** Begin **

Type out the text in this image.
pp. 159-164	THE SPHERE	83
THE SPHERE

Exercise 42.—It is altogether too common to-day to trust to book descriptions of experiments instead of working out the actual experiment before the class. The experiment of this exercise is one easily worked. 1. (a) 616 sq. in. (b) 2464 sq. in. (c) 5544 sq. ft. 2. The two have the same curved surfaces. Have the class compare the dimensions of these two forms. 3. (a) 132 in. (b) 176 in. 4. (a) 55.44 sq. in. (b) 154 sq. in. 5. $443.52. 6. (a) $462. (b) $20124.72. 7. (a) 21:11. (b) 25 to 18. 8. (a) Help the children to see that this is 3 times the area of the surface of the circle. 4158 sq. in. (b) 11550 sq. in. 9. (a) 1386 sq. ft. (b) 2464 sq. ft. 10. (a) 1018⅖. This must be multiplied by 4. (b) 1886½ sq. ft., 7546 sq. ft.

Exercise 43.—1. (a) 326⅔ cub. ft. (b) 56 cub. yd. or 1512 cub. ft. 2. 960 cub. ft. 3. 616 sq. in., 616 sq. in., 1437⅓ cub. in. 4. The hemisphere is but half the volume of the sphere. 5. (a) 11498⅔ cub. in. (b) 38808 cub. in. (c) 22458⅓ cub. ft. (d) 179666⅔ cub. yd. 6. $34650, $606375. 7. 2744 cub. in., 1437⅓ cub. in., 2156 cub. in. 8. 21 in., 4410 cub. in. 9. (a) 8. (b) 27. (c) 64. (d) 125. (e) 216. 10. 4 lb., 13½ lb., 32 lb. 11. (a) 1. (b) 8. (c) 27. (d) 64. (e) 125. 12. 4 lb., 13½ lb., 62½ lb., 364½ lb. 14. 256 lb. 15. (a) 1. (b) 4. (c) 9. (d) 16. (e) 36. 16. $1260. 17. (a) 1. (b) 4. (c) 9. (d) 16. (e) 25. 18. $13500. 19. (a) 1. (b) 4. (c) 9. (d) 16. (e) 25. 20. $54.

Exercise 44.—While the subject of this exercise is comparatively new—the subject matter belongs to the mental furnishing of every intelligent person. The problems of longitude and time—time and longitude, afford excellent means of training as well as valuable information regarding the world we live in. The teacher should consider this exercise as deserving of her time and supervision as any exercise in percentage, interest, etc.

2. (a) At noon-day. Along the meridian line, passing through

** End **

TASK DESCRIPTION
Return all of the data precisely as it appears.

EXERCISE SOLUTION
Type out the text in this image.
pp. 159-164	THE SPHERE	83
THE SPHERE

Exercise 42.—It is altogether too common to-day to trust to book descriptions of experiments instead of working out the actual experiment before the class. The experiment of this exercise is one easily worked. 1. (a) 616 sq. in. (b) 2464 sq. in. (c) 5544 sq. ft. 2. The two have the same curved surfaces. Have the class compare the dimensions of these two forms. 3. (a) 132 in. (b) 176 in. 4. (a) 55.44 sq. in. (b) 154 sq. in. 5. $443.52. 6. (a) $462. (b) $20124.72. 7. (a) 21:11. (b) 25 to 18. 8. (a) Help the children to see that this is 3 times the area of the surface of the circle. 4158 sq. in. (b) 11550 sq. in. 9. (a) 1386 sq. ft. (b) 2464 sq. ft. 10. (a) 1018⅖. This must be multiplied by 4. (b) 1886½ sq. ft., 7546 sq. ft.

Exercise 43.—1. (a) 326⅔ cub. ft. (b) 56 cub. yd. or 1512 cub. ft. 2. 960 cub. ft. 3. 616 sq. in., 616 sq. in., 1437⅓ cub. in. 4. The hemisphere is but half the volume of the sphere. 5. (a) 11498⅔ cub. in. (b) 38808 cub. in. (c) 22458⅓ cub. ft. (d) 179666⅔ cub. yd. 6. $34650, $606375. 7. 2744 cub. in., 1437⅓ cub. in., 2156 cub. in. 8. 21 in., 4410 cub. in. 9. (a) 8. (b) 27. (c) 64. (d) 125. (e) 216. 10. 4 lb., 13½ lb., 32 lb. 11. (a) 1. (b) 8. (c) 27. (d) 64. (e) 125. 12. 4 lb., 13½ lb., 62½ lb., 364½ lb. 14. 256 lb. 15. (a) 1. (b) 4. (c) 9. (d) 16. (e) 36. 16. $1260. 17. (a) 1. (b) 4. (c) 9. (d) 16. (e) 25. 18. $13500. 19. (a) 1. (b) 4. (c) 9. (d) 16. (e) 25. 20. $54.

Exercise 44.—While the subject of this exercise is comparatively new—the subject matter belongs to the mental furnishing of every intelligent person. The problems of longitude and time—time and longitude, afford excellent means of training as well as valuable information regarding the world we live in. The teacher should consider this exercise as deserving of her time and supervision as any exercise in percentage, interest, etc.

2. (a) At noon-day. Along the meridian line, passing through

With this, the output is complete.